_Figure contents as structured data_

• • •

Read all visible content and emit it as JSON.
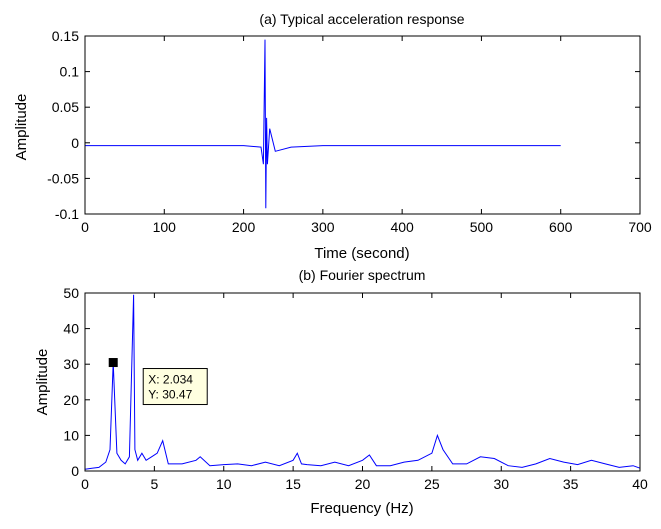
{
  "chart_data": [
    {
      "type": "line",
      "title": "(a) Typical acceleration response",
      "xlabel": "Time (second)",
      "ylabel": "Amplitude",
      "xlim": [
        0,
        700
      ],
      "ylim": [
        -0.1,
        0.15
      ],
      "xticks": [
        0,
        100,
        200,
        300,
        400,
        500,
        600,
        700
      ],
      "yticks": [
        -0.1,
        -0.05,
        0,
        0.05,
        0.1,
        0.15
      ],
      "xtick_labels": [
        "0",
        "100",
        "200",
        "300",
        "400",
        "500",
        "600",
        "700"
      ],
      "ytick_labels": [
        "-0.1",
        "-0.05",
        "0",
        "0.05",
        "0.1",
        "0.15"
      ],
      "grid": false,
      "line_color": "#0000ff",
      "series": [
        {
          "x": [
            0,
            100,
            200,
            222,
            225,
            227,
            228,
            229,
            230,
            233,
            240,
            260,
            300,
            400,
            500,
            600
          ],
          "values": [
            -0.004,
            -0.004,
            -0.004,
            -0.006,
            -0.03,
            0.145,
            -0.092,
            0.035,
            -0.03,
            0.02,
            -0.012,
            -0.006,
            -0.004,
            -0.004,
            -0.004,
            -0.004
          ]
        }
      ]
    },
    {
      "type": "line",
      "title": "(b) Fourier spectrum",
      "xlabel": "Frequency (Hz)",
      "ylabel": "Amplitude",
      "xlim": [
        0,
        40
      ],
      "ylim": [
        0,
        50
      ],
      "xticks": [
        0,
        5,
        10,
        15,
        20,
        25,
        30,
        35,
        40
      ],
      "yticks": [
        0,
        10,
        20,
        30,
        40,
        50
      ],
      "xtick_labels": [
        "0",
        "5",
        "10",
        "15",
        "20",
        "25",
        "30",
        "35",
        "40"
      ],
      "ytick_labels": [
        "0",
        "10",
        "20",
        "30",
        "40",
        "50"
      ],
      "grid": false,
      "line_color": "#0000ff",
      "series": [
        {
          "x": [
            0,
            0.5,
            1.0,
            1.5,
            1.8,
            2.034,
            2.3,
            2.6,
            2.9,
            3.2,
            3.5,
            3.6,
            3.8,
            4.1,
            4.4,
            4.8,
            5.2,
            5.6,
            6.0,
            7.0,
            8.0,
            8.3,
            9.0,
            10.0,
            11.0,
            12.0,
            13.0,
            14.0,
            15.0,
            15.3,
            15.6,
            16.0,
            17.0,
            18.0,
            19.0,
            20.0,
            20.5,
            21.0,
            22.0,
            23.0,
            24.0,
            25.0,
            25.4,
            25.8,
            26.5,
            27.5,
            28.5,
            29.5,
            30.5,
            31.5,
            32.5,
            33.5,
            34.5,
            35.5,
            36.5,
            37.5,
            38.5,
            39.5,
            40.0
          ],
          "values": [
            0.5,
            0.8,
            1.0,
            2.5,
            6.0,
            30.47,
            5.0,
            3.0,
            2.0,
            4.0,
            49.5,
            6.0,
            3.0,
            5.0,
            3.0,
            4.0,
            5.0,
            8.5,
            2.0,
            2.0,
            3.0,
            4.0,
            1.5,
            1.8,
            2.0,
            1.5,
            2.5,
            1.5,
            3.0,
            5.0,
            2.0,
            1.8,
            1.5,
            2.5,
            1.5,
            3.0,
            4.5,
            1.5,
            1.5,
            2.5,
            3.0,
            5.0,
            10.0,
            6.0,
            2.0,
            2.0,
            4.0,
            3.5,
            1.5,
            1.0,
            2.0,
            3.5,
            2.5,
            1.8,
            3.0,
            2.0,
            1.0,
            1.5,
            0.8
          ]
        }
      ],
      "annotation": {
        "x": 2.034,
        "y": 30.47,
        "lines": [
          "X: 2.034",
          "Y: 30.47"
        ]
      }
    }
  ]
}
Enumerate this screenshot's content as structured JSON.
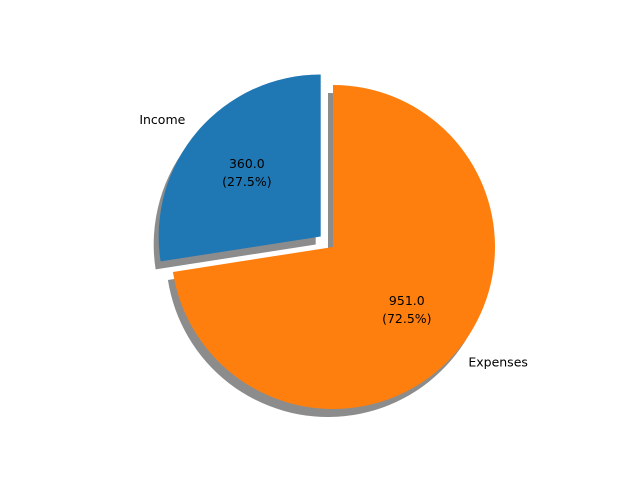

• • •

_CHALLENGE_
Filter the records above for "xlabel" and copy every matching line.

_RESPONSE TO THE EXERCISE_
      "xlabel": "Time (second)",
      "xlabel": "Frequency (Hz)",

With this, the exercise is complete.